[start Exercise material]
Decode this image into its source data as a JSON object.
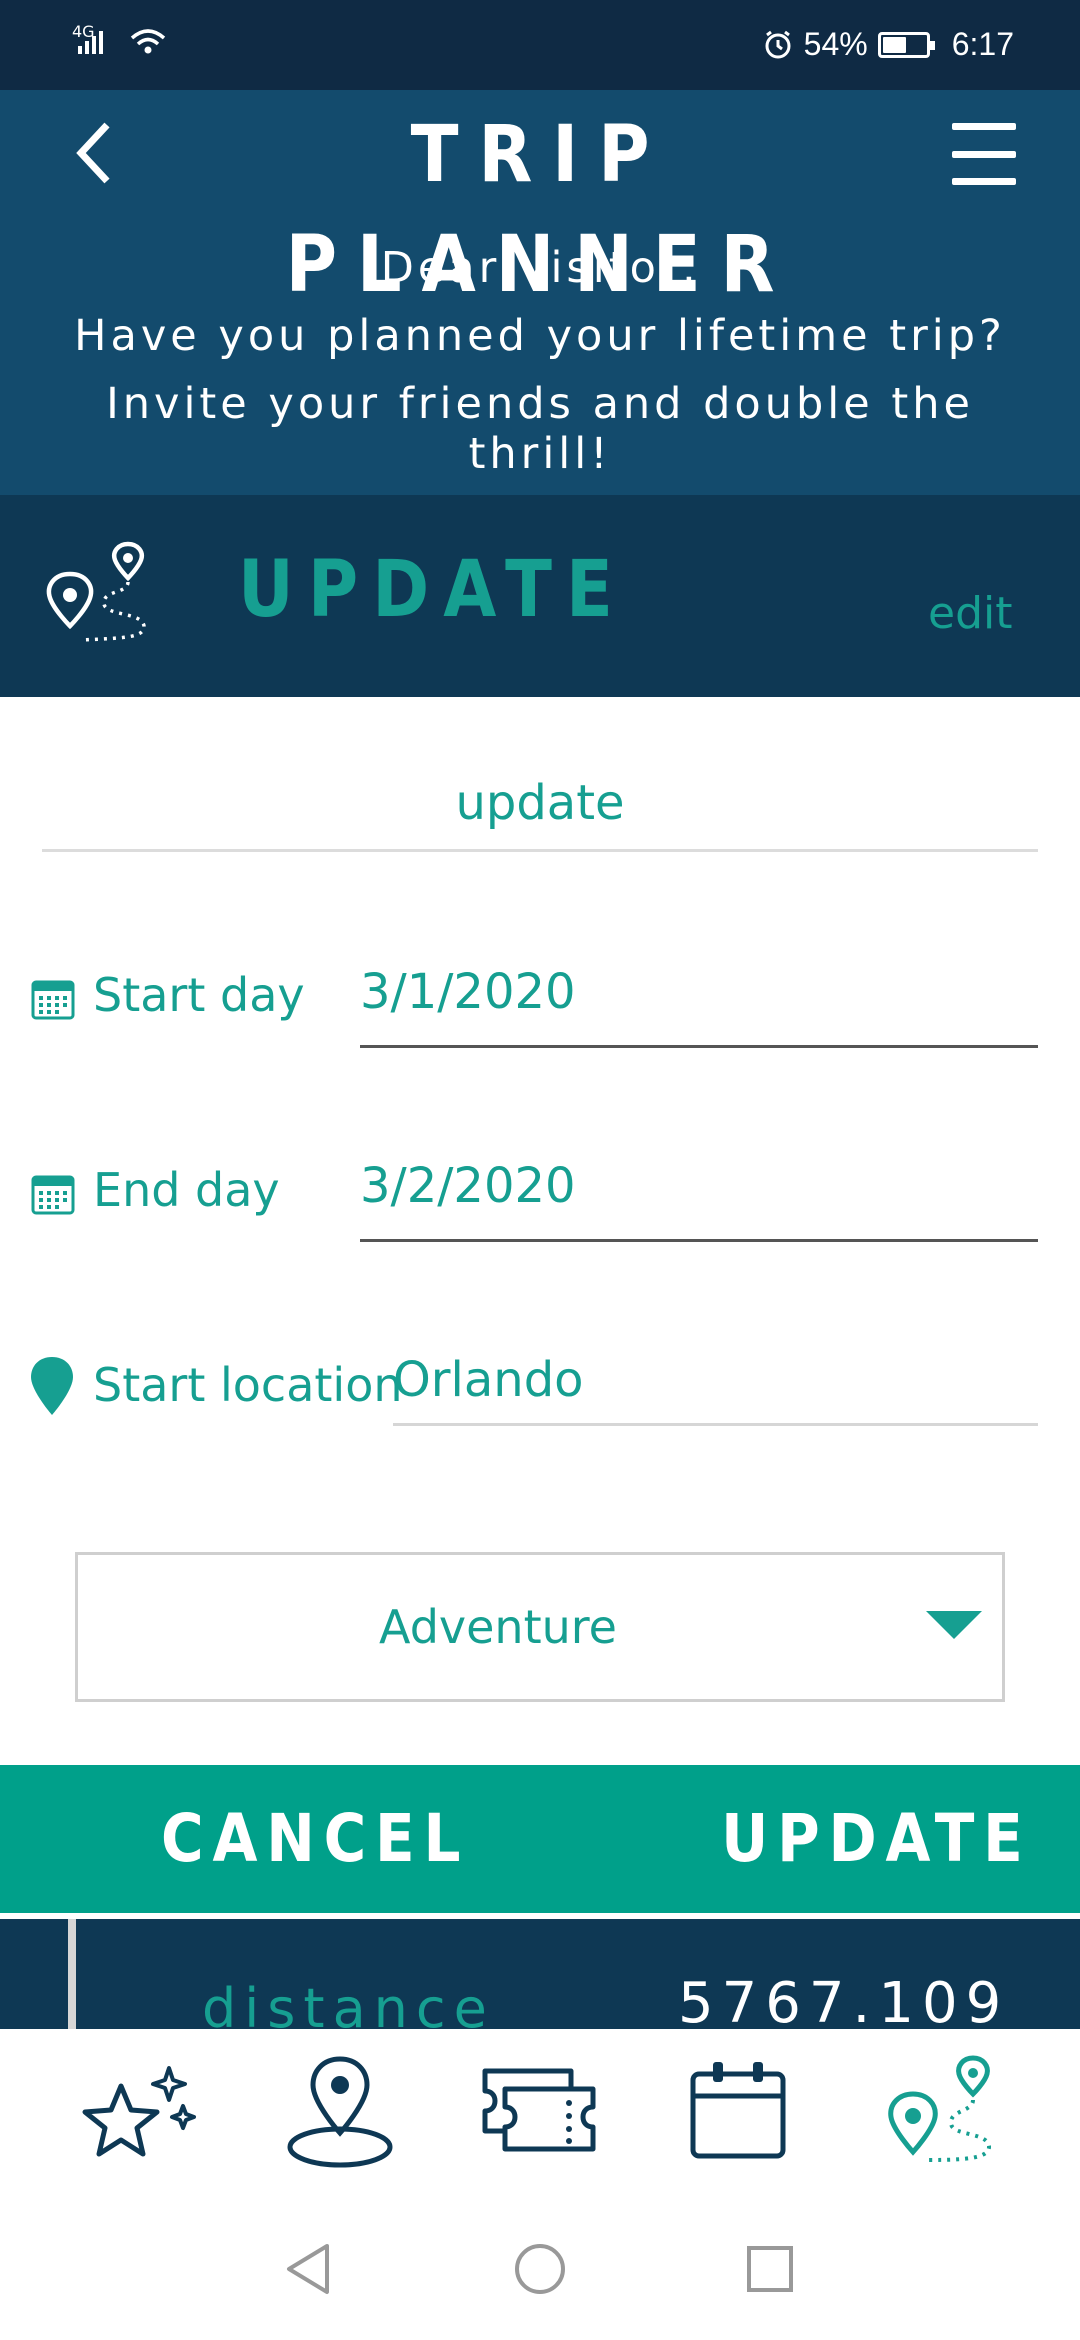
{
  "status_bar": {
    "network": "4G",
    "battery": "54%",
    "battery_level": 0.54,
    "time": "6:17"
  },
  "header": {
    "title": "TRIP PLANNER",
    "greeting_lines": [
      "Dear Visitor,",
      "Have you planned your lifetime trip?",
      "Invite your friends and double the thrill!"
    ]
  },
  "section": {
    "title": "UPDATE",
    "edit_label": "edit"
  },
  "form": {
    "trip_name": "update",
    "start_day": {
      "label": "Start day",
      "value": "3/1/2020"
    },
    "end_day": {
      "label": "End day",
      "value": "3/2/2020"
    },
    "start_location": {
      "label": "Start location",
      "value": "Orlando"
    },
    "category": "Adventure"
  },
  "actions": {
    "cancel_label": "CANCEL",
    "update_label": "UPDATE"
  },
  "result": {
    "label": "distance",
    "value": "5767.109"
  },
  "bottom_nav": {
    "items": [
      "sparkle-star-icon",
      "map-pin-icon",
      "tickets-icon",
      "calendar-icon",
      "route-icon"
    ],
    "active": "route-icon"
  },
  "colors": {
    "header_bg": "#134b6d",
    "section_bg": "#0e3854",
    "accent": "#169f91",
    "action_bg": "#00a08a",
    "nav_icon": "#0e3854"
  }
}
[end Exercise material]
• **Task brief**
Omit the pictures. Output every record above word for word.

• **Full solution**
Decode this image into its source data as a JSON object.
{
  "status_bar": {
    "network": "4G",
    "battery": "54%",
    "battery_level": 0.54,
    "time": "6:17"
  },
  "header": {
    "title": "TRIP PLANNER",
    "greeting_lines": [
      "Dear Visitor,",
      "Have you planned your lifetime trip?",
      "Invite your friends and double the thrill!"
    ]
  },
  "section": {
    "title": "UPDATE",
    "edit_label": "edit"
  },
  "form": {
    "trip_name": "update",
    "start_day": {
      "label": "Start day",
      "value": "3/1/2020"
    },
    "end_day": {
      "label": "End day",
      "value": "3/2/2020"
    },
    "start_location": {
      "label": "Start location",
      "value": "Orlando"
    },
    "category": "Adventure"
  },
  "actions": {
    "cancel_label": "CANCEL",
    "update_label": "UPDATE"
  },
  "result": {
    "label": "distance",
    "value": "5767.109"
  },
  "bottom_nav": {
    "items": [
      "sparkle-star-icon",
      "map-pin-icon",
      "tickets-icon",
      "calendar-icon",
      "route-icon"
    ],
    "active": "route-icon"
  },
  "colors": {
    "header_bg": "#134b6d",
    "section_bg": "#0e3854",
    "accent": "#169f91",
    "action_bg": "#00a08a",
    "nav_icon": "#0e3854"
  }
}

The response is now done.